--- Rows ---
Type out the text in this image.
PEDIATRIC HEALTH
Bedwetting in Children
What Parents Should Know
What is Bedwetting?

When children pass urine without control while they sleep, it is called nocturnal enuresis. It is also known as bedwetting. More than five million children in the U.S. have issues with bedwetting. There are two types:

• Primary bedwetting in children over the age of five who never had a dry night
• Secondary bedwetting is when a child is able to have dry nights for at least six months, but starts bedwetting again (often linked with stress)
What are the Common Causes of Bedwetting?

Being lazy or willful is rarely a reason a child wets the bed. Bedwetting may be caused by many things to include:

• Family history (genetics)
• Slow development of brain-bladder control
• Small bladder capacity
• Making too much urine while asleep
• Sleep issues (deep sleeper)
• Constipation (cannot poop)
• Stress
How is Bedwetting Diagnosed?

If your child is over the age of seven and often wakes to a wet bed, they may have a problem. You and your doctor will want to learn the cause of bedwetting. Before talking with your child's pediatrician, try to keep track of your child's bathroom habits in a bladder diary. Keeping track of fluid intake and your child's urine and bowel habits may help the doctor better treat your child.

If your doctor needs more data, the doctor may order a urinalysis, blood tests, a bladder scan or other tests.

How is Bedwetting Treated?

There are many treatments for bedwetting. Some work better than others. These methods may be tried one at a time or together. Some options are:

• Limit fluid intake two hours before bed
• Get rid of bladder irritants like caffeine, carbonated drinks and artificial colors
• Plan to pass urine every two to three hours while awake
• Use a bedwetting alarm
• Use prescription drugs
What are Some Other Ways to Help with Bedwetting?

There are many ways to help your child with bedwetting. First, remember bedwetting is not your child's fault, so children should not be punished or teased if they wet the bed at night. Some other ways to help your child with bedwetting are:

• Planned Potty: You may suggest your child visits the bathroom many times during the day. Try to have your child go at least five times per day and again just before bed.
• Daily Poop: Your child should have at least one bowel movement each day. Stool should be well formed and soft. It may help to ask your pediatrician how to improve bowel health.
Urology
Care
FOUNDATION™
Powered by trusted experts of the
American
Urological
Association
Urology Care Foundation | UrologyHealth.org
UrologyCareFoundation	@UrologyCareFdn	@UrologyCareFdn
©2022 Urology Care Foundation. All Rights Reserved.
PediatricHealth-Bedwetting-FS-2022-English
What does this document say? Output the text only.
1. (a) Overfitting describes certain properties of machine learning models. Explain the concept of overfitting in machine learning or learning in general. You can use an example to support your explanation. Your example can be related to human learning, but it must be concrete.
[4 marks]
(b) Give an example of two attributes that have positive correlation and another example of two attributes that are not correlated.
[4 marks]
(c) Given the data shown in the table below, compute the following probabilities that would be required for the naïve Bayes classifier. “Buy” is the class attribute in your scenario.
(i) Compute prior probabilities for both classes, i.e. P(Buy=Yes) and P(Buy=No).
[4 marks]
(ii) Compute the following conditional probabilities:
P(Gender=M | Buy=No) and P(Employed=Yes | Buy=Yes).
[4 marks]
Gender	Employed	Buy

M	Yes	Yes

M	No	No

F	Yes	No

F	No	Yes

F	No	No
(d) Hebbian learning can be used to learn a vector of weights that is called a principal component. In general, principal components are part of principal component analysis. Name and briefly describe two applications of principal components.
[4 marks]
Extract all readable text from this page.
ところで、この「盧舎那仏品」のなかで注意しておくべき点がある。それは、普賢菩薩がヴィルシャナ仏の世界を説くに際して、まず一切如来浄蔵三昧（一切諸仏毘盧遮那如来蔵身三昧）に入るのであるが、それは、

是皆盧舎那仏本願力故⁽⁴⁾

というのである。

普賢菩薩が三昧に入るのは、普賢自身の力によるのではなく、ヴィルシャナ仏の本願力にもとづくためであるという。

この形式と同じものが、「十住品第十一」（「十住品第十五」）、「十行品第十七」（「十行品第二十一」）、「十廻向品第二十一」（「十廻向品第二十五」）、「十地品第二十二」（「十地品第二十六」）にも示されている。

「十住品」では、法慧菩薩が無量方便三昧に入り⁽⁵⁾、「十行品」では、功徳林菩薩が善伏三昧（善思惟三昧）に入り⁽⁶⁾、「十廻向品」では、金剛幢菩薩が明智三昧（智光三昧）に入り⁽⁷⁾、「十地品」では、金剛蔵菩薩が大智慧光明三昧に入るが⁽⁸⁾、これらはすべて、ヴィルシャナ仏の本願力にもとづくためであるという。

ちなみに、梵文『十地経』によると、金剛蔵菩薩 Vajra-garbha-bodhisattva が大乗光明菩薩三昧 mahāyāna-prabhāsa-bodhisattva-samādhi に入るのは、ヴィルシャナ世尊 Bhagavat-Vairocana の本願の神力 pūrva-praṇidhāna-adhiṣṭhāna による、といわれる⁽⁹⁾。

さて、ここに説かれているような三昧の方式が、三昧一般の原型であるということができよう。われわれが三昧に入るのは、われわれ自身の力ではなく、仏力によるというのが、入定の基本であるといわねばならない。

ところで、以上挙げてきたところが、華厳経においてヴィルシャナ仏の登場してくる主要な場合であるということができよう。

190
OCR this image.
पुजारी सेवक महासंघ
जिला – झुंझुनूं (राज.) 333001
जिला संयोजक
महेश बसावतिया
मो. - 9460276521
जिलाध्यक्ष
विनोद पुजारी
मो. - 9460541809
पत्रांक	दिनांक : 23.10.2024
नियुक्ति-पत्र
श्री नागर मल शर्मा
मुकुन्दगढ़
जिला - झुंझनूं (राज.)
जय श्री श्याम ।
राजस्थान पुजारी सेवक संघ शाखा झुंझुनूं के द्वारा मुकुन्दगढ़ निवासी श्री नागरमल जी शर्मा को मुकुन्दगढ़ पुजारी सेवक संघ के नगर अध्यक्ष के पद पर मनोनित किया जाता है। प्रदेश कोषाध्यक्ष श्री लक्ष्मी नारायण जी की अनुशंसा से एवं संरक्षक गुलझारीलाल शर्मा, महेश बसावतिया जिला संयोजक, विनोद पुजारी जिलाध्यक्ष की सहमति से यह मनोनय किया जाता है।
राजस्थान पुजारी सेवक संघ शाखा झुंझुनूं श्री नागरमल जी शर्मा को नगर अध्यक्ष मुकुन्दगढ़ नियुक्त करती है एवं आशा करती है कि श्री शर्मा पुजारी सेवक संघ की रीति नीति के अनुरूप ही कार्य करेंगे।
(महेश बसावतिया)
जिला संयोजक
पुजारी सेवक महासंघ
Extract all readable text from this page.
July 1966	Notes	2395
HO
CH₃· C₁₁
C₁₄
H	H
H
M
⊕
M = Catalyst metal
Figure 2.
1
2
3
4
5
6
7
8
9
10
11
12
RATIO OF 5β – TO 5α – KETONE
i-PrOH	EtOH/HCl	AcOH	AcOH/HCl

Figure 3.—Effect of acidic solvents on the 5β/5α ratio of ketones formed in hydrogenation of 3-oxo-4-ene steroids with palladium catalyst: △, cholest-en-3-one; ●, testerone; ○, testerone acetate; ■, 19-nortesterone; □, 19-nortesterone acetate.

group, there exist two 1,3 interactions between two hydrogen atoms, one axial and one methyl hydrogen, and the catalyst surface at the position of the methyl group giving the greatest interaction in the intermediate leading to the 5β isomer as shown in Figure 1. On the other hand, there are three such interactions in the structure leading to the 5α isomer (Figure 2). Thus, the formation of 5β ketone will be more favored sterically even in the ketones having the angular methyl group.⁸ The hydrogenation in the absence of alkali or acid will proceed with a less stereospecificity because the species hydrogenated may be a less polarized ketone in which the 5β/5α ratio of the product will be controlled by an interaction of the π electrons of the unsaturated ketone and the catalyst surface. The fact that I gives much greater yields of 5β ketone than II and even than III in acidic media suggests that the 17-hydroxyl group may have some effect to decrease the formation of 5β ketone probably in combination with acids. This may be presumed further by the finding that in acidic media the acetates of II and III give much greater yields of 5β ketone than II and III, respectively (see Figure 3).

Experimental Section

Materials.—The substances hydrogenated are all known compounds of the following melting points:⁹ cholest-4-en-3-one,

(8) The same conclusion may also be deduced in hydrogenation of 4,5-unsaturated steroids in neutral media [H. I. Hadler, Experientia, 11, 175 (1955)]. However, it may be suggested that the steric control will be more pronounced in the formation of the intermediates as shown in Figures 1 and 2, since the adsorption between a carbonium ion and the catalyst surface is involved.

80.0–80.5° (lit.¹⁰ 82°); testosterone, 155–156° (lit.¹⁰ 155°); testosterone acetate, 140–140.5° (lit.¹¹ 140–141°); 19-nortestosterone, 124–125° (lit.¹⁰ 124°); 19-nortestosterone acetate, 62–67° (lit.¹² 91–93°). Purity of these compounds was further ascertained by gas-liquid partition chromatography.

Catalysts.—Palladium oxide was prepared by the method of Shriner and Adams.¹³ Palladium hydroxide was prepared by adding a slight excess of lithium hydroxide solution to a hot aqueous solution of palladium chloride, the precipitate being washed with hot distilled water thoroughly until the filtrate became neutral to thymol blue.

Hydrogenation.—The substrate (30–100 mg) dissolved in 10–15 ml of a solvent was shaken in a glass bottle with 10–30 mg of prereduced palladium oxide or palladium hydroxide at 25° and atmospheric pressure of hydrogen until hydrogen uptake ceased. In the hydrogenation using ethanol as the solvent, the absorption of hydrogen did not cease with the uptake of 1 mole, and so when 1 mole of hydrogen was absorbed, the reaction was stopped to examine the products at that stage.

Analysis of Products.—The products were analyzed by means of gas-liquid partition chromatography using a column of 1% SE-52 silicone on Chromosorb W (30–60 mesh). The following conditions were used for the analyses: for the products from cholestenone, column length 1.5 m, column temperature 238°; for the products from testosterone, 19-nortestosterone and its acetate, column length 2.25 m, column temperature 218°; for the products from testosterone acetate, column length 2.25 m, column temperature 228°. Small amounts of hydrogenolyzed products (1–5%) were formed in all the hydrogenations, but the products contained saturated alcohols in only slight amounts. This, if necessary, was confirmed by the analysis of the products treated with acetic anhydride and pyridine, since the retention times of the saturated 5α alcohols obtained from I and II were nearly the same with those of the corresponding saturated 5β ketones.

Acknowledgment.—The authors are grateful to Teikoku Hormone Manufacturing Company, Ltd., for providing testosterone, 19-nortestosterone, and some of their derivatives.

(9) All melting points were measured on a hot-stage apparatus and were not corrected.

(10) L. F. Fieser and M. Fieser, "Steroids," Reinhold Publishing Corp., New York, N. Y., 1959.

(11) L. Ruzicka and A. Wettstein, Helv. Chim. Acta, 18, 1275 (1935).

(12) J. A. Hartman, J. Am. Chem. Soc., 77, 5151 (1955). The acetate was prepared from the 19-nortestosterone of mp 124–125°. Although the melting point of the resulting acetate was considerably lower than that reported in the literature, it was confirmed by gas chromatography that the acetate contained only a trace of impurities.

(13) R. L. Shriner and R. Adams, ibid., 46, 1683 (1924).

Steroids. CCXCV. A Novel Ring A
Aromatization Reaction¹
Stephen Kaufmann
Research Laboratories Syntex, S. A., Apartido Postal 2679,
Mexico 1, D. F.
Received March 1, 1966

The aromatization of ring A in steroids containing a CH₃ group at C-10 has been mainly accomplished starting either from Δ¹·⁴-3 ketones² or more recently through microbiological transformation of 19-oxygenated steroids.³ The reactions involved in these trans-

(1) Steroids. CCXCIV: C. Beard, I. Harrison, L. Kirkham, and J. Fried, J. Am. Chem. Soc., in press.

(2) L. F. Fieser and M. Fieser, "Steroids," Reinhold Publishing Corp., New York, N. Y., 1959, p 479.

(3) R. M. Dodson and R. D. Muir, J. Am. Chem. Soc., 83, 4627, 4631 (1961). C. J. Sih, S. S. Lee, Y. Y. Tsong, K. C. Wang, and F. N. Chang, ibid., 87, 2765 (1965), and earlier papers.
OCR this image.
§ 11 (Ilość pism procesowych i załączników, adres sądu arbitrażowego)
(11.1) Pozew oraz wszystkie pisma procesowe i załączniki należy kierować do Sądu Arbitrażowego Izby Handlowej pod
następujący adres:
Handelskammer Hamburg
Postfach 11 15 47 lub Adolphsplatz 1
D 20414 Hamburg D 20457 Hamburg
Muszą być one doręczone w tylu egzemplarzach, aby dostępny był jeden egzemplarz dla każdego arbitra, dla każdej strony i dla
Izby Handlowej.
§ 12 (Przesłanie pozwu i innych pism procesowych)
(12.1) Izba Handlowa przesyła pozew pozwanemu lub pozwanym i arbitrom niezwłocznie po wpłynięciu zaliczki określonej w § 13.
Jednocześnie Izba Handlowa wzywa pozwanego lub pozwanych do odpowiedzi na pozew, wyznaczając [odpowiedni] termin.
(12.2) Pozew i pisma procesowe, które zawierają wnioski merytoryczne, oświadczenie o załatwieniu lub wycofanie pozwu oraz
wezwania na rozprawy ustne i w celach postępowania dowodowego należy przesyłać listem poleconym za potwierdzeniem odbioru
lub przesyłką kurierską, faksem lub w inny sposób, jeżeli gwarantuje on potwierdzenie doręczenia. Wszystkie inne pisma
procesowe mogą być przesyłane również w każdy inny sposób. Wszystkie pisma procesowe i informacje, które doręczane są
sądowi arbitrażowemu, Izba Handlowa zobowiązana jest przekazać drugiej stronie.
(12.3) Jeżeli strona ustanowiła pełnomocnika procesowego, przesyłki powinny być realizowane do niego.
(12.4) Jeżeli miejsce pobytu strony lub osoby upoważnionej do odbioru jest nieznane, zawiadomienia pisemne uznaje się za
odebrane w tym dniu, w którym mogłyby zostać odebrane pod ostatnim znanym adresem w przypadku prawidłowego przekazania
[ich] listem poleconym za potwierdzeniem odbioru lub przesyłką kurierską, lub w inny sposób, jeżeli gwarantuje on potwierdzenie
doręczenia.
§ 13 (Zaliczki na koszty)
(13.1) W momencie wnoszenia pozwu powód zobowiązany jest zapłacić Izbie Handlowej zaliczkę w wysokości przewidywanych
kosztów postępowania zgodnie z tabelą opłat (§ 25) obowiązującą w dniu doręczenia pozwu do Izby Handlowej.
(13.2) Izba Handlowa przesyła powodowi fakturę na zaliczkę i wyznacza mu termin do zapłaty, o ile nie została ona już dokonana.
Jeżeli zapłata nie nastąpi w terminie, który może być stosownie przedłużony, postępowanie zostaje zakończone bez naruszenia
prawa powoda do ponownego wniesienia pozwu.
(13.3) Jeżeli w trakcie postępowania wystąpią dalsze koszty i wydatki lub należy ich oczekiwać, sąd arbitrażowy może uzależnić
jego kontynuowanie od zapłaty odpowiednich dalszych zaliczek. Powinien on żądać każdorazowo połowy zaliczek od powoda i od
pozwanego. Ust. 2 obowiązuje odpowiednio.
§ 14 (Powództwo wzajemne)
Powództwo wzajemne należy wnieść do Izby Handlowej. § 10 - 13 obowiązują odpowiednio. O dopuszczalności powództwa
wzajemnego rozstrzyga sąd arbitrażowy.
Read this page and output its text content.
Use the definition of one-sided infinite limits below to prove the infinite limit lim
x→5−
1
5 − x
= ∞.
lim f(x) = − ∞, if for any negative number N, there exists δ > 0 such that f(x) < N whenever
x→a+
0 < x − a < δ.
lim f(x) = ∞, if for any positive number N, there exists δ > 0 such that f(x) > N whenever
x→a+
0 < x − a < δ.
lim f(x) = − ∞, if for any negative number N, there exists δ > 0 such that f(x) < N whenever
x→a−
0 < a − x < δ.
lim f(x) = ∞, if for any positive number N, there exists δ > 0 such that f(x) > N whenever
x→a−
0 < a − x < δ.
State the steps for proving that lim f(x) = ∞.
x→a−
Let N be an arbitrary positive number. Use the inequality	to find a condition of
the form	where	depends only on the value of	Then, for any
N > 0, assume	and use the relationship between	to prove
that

--- Task ---
Among the records above, how many lines carry the string "urine"? Reply with the number alone.

--- Finished exercise ---
4